* Your instructions: Filter the data below for the string "Fliesen" and copy each matching line.

* Material provided:

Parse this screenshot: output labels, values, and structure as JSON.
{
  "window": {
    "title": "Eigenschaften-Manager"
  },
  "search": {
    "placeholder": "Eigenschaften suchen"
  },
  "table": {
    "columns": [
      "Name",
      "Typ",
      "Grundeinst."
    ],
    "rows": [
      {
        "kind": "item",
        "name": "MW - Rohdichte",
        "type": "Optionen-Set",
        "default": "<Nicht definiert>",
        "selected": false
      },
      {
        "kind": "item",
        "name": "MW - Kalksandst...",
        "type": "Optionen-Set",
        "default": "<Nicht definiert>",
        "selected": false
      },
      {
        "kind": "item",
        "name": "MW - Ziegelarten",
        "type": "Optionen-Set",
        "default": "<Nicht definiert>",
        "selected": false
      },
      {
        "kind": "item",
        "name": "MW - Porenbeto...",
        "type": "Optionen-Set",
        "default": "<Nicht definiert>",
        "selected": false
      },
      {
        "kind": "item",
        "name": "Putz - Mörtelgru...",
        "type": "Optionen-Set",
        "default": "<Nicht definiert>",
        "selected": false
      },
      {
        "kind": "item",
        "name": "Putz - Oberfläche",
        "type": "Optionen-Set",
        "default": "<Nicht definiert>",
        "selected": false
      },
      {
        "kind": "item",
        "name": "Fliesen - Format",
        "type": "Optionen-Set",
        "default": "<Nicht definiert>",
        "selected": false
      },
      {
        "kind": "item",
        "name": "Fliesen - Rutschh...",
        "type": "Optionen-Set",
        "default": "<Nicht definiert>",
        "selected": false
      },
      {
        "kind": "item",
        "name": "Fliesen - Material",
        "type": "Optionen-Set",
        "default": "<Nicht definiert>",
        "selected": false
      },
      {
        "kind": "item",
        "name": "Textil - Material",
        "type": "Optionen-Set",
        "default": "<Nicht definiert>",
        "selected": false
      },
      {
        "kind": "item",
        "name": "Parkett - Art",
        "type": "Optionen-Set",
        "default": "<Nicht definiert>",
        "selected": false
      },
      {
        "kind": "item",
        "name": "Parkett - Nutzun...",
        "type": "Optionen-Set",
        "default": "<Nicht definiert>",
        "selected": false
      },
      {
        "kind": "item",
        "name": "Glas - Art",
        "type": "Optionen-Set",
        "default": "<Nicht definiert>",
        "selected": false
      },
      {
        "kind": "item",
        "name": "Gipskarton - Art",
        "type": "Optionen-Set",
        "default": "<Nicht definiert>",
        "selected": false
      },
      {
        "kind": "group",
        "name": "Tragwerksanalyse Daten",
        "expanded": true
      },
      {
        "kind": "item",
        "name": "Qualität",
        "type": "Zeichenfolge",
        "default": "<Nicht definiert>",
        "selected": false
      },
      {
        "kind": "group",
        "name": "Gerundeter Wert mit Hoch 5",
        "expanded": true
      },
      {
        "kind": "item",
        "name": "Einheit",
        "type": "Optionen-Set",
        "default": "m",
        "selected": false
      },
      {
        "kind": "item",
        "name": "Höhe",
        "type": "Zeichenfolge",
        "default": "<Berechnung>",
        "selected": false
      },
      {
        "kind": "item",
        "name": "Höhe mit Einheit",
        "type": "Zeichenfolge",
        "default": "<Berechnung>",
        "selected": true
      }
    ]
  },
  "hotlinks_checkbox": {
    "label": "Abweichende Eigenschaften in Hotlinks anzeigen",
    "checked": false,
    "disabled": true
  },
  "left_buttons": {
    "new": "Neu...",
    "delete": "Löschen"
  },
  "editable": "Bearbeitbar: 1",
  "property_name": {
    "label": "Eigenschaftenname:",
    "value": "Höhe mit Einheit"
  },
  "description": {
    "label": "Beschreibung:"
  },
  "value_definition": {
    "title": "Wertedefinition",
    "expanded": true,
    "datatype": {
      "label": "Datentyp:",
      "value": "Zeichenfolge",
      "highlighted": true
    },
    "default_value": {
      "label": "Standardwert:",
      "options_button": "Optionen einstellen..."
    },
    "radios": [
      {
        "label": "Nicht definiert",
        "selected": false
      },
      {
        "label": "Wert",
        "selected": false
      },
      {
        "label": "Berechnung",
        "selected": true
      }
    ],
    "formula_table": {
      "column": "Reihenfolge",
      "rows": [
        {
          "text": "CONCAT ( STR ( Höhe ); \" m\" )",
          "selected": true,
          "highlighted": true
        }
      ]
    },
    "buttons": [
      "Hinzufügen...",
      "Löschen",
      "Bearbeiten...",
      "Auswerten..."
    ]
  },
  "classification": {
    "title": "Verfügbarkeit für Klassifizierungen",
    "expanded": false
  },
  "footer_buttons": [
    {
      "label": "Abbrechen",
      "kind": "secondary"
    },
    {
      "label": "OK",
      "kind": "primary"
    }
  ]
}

* Reply:
        "name": "Fliesen - Format",
        "name": "Fliesen - Rutschh...",
        "name": "Fliesen - Material",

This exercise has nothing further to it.